■ **SET TASK**: Look below and pull out each line with the word "giorno".

[Stored records]
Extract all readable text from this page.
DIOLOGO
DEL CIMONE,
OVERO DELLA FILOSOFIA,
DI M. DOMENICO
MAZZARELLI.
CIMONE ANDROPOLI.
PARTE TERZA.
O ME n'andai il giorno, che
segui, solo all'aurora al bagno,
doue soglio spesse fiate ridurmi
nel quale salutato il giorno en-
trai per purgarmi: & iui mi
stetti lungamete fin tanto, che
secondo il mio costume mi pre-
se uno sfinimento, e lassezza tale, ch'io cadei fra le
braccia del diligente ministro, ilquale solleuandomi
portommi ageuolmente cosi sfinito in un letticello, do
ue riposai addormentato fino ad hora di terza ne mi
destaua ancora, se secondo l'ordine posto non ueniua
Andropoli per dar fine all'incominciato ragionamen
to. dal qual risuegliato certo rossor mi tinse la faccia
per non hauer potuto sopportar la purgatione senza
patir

■ **RESPONSE TO THIS EXERCISE**:
O ME n'andai il giorno, che
nel quale salutato il giorno en-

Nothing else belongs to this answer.